— TASK DETAILS —
Select every line holding the word "type" and copy it.

··· DATA FOR PROCESSING

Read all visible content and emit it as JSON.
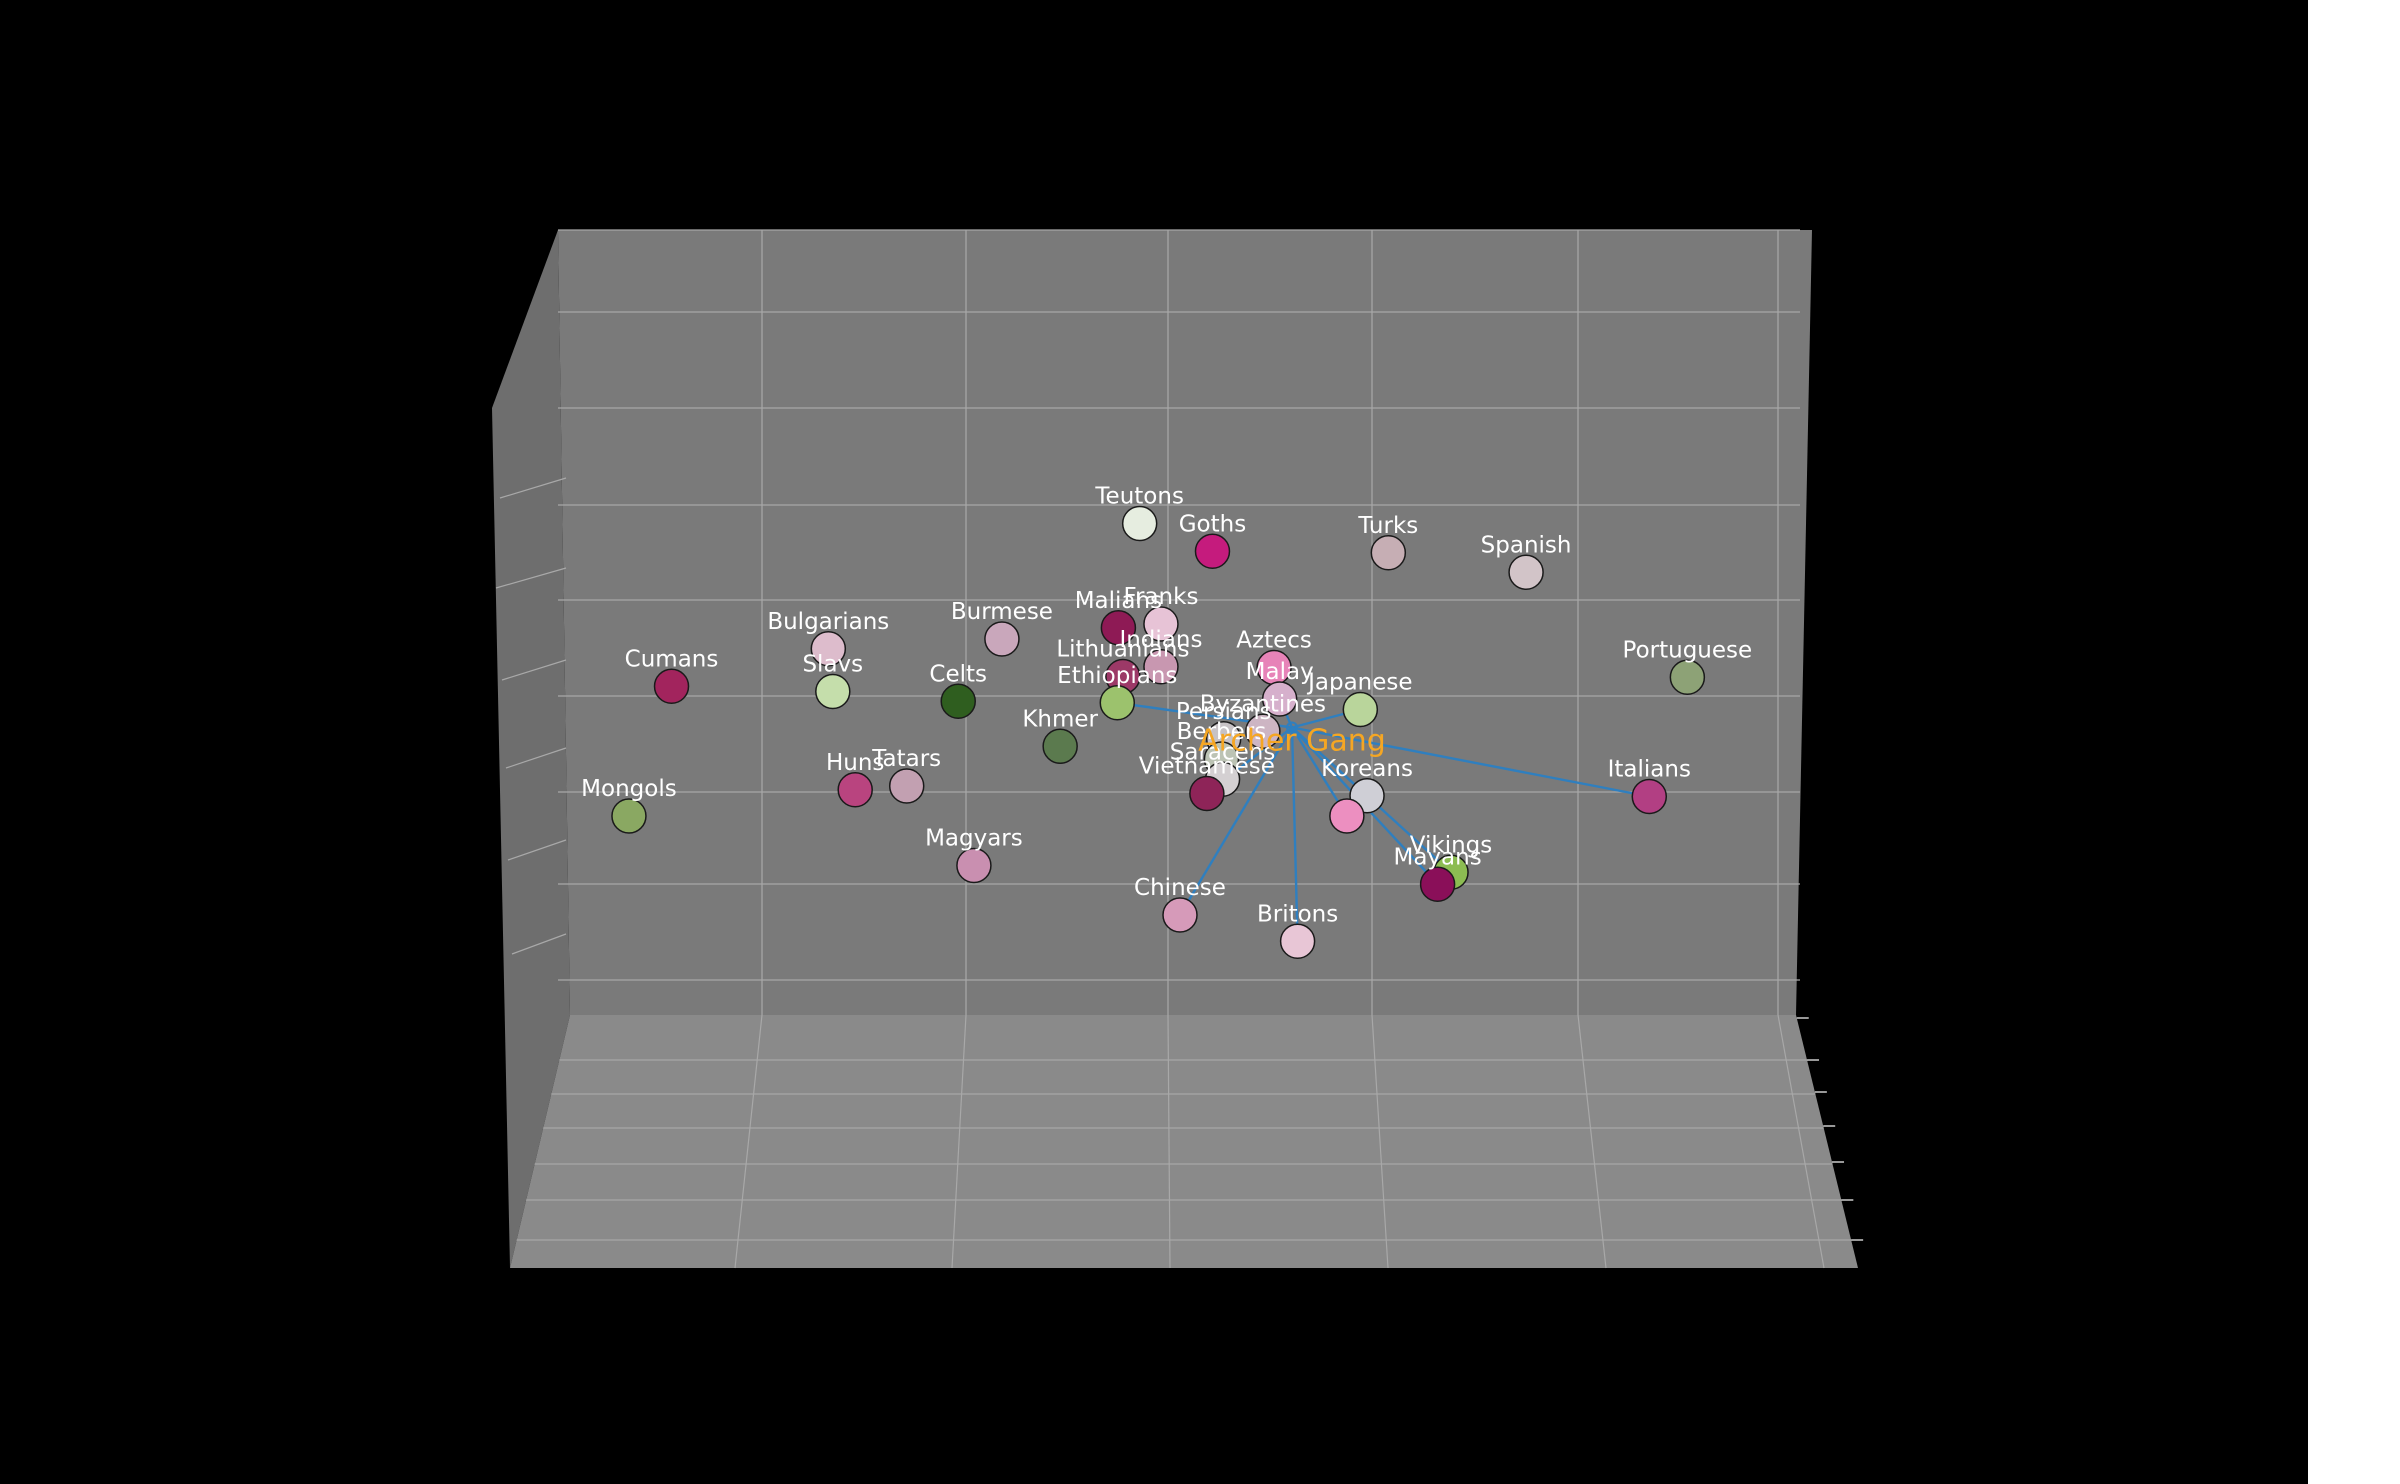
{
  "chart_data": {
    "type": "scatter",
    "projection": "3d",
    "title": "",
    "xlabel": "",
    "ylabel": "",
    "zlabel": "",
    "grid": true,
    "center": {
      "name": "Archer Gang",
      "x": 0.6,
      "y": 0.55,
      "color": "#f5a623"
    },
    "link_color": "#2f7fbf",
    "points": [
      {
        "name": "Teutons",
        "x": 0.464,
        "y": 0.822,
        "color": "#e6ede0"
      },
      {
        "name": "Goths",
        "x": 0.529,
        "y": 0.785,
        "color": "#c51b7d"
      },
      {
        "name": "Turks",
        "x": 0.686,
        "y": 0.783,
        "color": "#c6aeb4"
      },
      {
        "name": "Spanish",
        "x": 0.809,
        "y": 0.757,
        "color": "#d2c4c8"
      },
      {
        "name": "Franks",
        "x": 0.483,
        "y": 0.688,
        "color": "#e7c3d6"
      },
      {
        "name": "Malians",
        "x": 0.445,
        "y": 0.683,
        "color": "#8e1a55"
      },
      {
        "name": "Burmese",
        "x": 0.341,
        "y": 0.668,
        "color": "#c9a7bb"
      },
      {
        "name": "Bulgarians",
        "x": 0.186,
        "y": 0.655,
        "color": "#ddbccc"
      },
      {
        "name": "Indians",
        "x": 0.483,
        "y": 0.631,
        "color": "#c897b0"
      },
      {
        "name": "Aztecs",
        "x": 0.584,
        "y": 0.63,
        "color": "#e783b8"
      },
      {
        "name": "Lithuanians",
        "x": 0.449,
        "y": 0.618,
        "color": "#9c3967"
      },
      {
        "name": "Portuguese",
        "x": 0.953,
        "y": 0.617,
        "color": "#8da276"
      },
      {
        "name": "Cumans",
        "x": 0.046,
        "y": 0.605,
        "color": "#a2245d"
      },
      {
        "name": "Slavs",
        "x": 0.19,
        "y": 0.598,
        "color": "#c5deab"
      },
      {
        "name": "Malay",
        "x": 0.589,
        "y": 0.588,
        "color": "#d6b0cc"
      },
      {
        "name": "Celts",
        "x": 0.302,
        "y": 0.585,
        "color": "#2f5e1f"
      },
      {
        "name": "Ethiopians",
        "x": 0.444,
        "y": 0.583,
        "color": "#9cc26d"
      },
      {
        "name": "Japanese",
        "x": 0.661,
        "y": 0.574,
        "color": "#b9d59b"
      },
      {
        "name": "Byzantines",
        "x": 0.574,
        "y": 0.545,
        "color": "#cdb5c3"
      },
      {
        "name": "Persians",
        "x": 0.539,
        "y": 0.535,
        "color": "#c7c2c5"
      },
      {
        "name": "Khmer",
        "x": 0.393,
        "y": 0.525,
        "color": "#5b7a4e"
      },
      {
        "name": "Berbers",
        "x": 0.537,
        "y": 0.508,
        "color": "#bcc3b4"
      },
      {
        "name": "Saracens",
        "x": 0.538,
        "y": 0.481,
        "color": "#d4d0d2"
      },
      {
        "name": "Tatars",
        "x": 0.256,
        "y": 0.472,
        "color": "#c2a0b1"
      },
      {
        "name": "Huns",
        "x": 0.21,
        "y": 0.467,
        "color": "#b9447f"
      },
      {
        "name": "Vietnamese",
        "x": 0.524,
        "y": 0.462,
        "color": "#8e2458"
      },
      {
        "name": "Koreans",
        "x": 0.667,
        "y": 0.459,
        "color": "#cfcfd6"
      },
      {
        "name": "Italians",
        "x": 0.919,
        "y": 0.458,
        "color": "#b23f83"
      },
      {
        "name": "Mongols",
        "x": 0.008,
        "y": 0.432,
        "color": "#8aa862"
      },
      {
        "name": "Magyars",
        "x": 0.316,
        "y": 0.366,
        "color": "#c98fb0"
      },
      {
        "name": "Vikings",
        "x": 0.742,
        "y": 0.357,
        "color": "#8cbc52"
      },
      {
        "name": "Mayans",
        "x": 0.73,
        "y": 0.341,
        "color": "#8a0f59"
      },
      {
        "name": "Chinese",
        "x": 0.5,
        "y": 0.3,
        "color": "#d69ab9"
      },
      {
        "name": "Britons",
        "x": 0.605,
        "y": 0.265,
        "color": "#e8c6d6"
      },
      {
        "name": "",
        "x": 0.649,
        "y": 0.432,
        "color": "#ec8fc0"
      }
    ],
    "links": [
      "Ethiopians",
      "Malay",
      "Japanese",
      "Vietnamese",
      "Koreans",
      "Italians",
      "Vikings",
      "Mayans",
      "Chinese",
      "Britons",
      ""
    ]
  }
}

······
··· DATA FOR PROCESSING

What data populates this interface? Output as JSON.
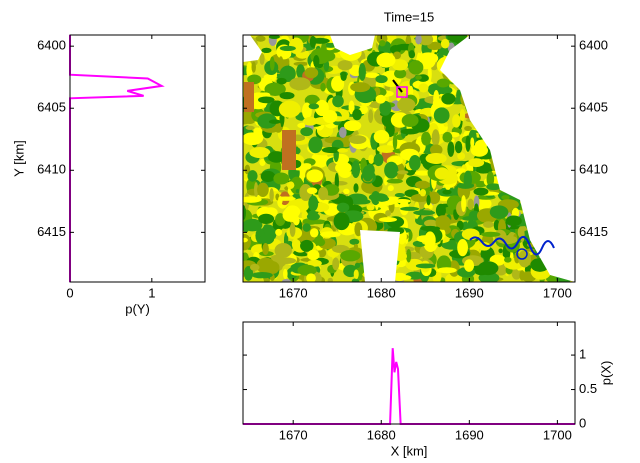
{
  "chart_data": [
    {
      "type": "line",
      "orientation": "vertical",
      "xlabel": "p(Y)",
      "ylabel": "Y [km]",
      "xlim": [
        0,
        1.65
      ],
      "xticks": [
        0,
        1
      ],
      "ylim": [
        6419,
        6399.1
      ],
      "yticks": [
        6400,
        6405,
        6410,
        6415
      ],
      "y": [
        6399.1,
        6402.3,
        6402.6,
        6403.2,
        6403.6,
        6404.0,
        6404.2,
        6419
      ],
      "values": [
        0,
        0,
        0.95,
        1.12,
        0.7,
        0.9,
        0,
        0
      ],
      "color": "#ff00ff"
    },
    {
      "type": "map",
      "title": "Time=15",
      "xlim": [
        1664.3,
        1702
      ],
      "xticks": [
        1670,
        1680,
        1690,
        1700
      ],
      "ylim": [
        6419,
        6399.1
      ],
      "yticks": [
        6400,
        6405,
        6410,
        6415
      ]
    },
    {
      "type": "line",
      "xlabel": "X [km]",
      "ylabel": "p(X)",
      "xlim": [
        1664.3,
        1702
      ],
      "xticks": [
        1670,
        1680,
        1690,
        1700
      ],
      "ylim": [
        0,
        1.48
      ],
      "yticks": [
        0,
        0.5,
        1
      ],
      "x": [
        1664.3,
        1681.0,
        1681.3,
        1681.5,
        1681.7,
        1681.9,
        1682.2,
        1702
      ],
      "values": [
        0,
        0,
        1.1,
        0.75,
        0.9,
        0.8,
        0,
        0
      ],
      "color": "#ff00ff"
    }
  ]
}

······

— ANSWER TO THE PROBLEM —
    "type": "scatter",
      "type": "line",
      "type": "map",
      "type": "line",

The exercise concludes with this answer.